• [Listing]:
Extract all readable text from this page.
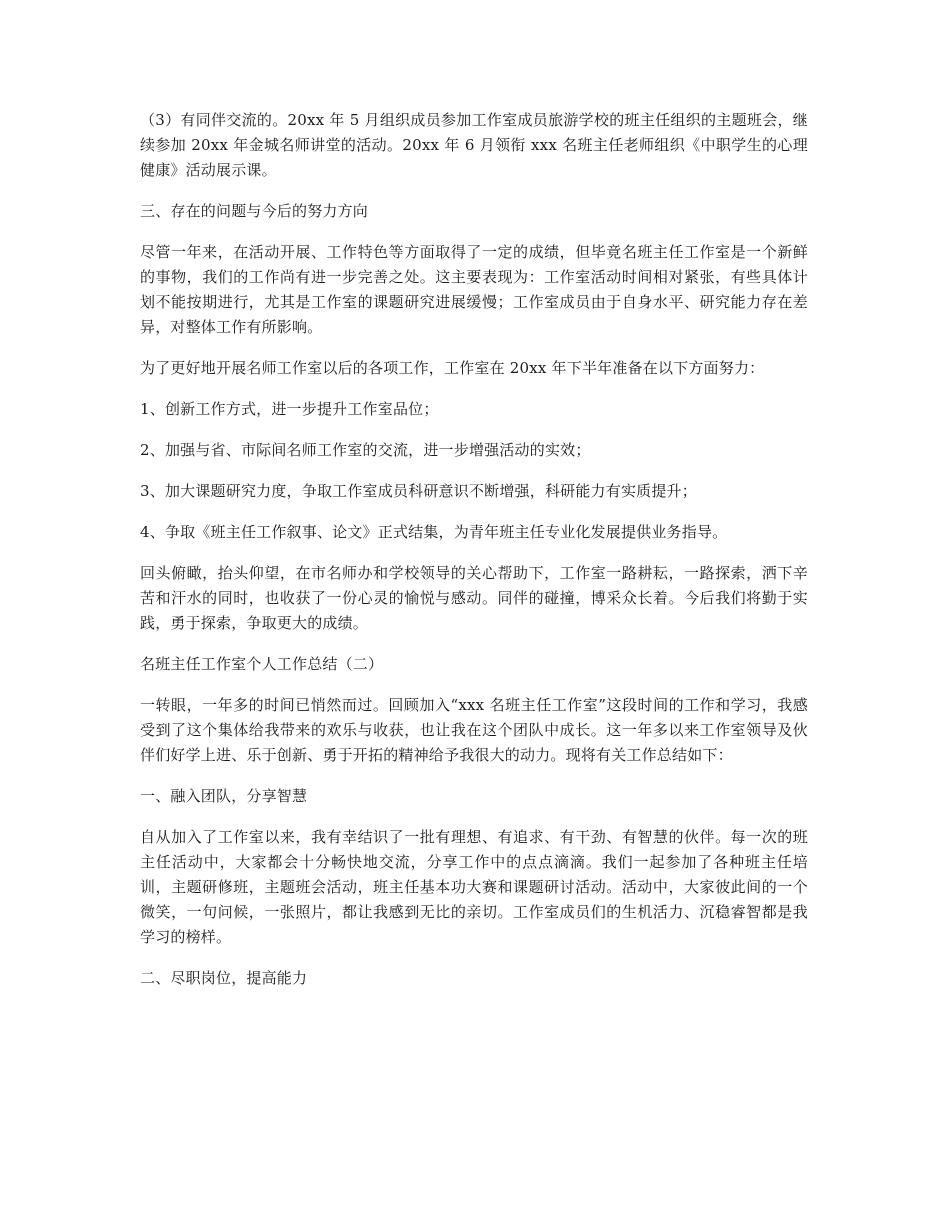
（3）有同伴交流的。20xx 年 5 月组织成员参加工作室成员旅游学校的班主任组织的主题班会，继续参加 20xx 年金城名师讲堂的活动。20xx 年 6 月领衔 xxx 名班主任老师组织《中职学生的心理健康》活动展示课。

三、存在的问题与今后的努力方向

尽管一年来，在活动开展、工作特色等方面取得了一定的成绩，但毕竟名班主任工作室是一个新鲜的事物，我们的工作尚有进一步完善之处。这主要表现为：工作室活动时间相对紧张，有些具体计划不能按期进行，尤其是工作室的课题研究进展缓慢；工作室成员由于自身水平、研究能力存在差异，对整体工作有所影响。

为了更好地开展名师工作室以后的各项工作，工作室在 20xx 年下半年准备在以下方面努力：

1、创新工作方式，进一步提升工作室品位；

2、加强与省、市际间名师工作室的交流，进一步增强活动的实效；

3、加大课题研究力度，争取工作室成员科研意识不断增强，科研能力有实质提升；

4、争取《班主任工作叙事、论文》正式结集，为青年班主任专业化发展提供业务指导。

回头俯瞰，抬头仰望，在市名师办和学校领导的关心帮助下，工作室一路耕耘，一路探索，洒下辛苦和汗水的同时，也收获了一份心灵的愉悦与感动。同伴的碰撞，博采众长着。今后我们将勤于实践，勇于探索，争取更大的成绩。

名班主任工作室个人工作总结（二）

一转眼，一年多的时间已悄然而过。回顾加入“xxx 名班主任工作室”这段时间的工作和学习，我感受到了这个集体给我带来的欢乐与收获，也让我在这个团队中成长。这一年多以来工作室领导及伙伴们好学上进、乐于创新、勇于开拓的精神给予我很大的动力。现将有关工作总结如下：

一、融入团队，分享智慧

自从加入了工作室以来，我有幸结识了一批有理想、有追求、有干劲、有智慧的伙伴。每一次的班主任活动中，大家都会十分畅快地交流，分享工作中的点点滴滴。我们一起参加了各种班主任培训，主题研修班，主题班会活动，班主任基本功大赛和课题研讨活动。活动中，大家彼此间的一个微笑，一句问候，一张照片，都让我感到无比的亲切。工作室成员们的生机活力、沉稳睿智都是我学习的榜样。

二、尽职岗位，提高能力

• [Direction]: A faithful copy of the records above is needed, with the pictures left out.

• [Task result]:
Extract all readable text from this page.
（3）有同伴交流的。20xx 年 5 月组织成员参加工作室成员旅游学校的班主任组织的主题班会，继续参加 20xx 年金城名师讲堂的活动。20xx 年 6 月领衔 xxx 名班主任老师组织《中职学生的心理健康》活动展示课。

三、存在的问题与今后的努力方向

尽管一年来，在活动开展、工作特色等方面取得了一定的成绩，但毕竟名班主任工作室是一个新鲜的事物，我们的工作尚有进一步完善之处。这主要表现为：工作室活动时间相对紧张，有些具体计划不能按期进行，尤其是工作室的课题研究进展缓慢；工作室成员由于自身水平、研究能力存在差异，对整体工作有所影响。

为了更好地开展名师工作室以后的各项工作，工作室在 20xx 年下半年准备在以下方面努力：

1、创新工作方式，进一步提升工作室品位；

2、加强与省、市际间名师工作室的交流，进一步增强活动的实效；

3、加大课题研究力度，争取工作室成员科研意识不断增强，科研能力有实质提升；

4、争取《班主任工作叙事、论文》正式结集，为青年班主任专业化发展提供业务指导。

回头俯瞰，抬头仰望，在市名师办和学校领导的关心帮助下，工作室一路耕耘，一路探索，洒下辛苦和汗水的同时，也收获了一份心灵的愉悦与感动。同伴的碰撞，博采众长着。今后我们将勤于实践，勇于探索，争取更大的成绩。

名班主任工作室个人工作总结（二）

一转眼，一年多的时间已悄然而过。回顾加入“xxx 名班主任工作室”这段时间的工作和学习，我感受到了这个集体给我带来的欢乐与收获，也让我在这个团队中成长。这一年多以来工作室领导及伙伴们好学上进、乐于创新、勇于开拓的精神给予我很大的动力。现将有关工作总结如下：

一、融入团队，分享智慧

自从加入了工作室以来，我有幸结识了一批有理想、有追求、有干劲、有智慧的伙伴。每一次的班主任活动中，大家都会十分畅快地交流，分享工作中的点点滴滴。我们一起参加了各种班主任培训，主题研修班，主题班会活动，班主任基本功大赛和课题研讨活动。活动中，大家彼此间的一个微笑，一句问候，一张照片，都让我感到无比的亲切。工作室成员们的生机活力、沉稳睿智都是我学习的榜样。

二、尽职岗位，提高能力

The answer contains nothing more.